Given task:
Restate the listing that follows word for word, without its pictures.

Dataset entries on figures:
==============================
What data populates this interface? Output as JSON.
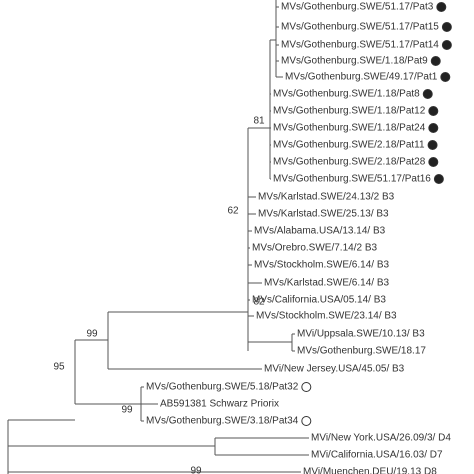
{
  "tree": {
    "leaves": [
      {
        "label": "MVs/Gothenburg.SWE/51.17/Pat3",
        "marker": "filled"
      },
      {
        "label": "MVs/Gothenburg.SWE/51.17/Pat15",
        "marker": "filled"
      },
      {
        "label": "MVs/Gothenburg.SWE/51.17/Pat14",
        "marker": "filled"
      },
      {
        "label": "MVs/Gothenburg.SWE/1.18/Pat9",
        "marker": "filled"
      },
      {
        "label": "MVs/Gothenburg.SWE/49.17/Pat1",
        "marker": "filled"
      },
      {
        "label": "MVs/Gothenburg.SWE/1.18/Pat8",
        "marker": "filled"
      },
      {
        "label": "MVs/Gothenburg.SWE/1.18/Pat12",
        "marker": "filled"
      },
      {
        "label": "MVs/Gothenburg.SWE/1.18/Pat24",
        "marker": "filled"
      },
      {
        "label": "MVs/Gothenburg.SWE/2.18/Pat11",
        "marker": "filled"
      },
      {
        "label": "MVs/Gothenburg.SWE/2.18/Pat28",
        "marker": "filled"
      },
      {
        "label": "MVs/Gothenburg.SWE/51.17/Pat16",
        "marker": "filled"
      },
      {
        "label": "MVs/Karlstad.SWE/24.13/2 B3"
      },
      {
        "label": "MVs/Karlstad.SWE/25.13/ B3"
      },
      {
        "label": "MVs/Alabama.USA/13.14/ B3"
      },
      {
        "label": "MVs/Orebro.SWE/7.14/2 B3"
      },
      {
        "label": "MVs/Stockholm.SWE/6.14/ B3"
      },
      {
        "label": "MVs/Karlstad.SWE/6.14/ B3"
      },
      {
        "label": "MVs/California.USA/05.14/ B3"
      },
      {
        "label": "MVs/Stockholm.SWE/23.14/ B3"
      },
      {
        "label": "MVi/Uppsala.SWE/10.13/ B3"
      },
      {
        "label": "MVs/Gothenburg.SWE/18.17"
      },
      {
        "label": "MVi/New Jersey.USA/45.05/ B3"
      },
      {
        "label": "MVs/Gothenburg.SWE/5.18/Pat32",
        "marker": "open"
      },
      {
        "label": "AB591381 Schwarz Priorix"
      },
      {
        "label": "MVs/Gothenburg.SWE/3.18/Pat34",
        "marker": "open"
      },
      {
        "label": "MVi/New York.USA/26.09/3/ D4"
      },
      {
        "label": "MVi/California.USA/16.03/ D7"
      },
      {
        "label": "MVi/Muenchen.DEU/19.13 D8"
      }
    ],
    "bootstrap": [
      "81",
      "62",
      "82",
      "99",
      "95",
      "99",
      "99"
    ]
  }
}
==============================
Response to this exercise:
What data populates this interface? Output as JSON.
{
  "tree": {
    "leaves": [
      {
        "label": "MVs/Gothenburg.SWE/51.17/Pat3",
        "marker": "filled"
      },
      {
        "label": "MVs/Gothenburg.SWE/51.17/Pat15",
        "marker": "filled"
      },
      {
        "label": "MVs/Gothenburg.SWE/51.17/Pat14",
        "marker": "filled"
      },
      {
        "label": "MVs/Gothenburg.SWE/1.18/Pat9",
        "marker": "filled"
      },
      {
        "label": "MVs/Gothenburg.SWE/49.17/Pat1",
        "marker": "filled"
      },
      {
        "label": "MVs/Gothenburg.SWE/1.18/Pat8",
        "marker": "filled"
      },
      {
        "label": "MVs/Gothenburg.SWE/1.18/Pat12",
        "marker": "filled"
      },
      {
        "label": "MVs/Gothenburg.SWE/1.18/Pat24",
        "marker": "filled"
      },
      {
        "label": "MVs/Gothenburg.SWE/2.18/Pat11",
        "marker": "filled"
      },
      {
        "label": "MVs/Gothenburg.SWE/2.18/Pat28",
        "marker": "filled"
      },
      {
        "label": "MVs/Gothenburg.SWE/51.17/Pat16",
        "marker": "filled"
      },
      {
        "label": "MVs/Karlstad.SWE/24.13/2 B3"
      },
      {
        "label": "MVs/Karlstad.SWE/25.13/ B3"
      },
      {
        "label": "MVs/Alabama.USA/13.14/ B3"
      },
      {
        "label": "MVs/Orebro.SWE/7.14/2 B3"
      },
      {
        "label": "MVs/Stockholm.SWE/6.14/ B3"
      },
      {
        "label": "MVs/Karlstad.SWE/6.14/ B3"
      },
      {
        "label": "MVs/California.USA/05.14/ B3"
      },
      {
        "label": "MVs/Stockholm.SWE/23.14/ B3"
      },
      {
        "label": "MVi/Uppsala.SWE/10.13/ B3"
      },
      {
        "label": "MVs/Gothenburg.SWE/18.17"
      },
      {
        "label": "MVi/New Jersey.USA/45.05/ B3"
      },
      {
        "label": "MVs/Gothenburg.SWE/5.18/Pat32",
        "marker": "open"
      },
      {
        "label": "AB591381 Schwarz Priorix"
      },
      {
        "label": "MVs/Gothenburg.SWE/3.18/Pat34",
        "marker": "open"
      },
      {
        "label": "MVi/New York.USA/26.09/3/ D4"
      },
      {
        "label": "MVi/California.USA/16.03/ D7"
      },
      {
        "label": "MVi/Muenchen.DEU/19.13 D8"
      }
    ],
    "bootstrap": [
      "81",
      "62",
      "82",
      "99",
      "95",
      "99",
      "99"
    ]
  }
}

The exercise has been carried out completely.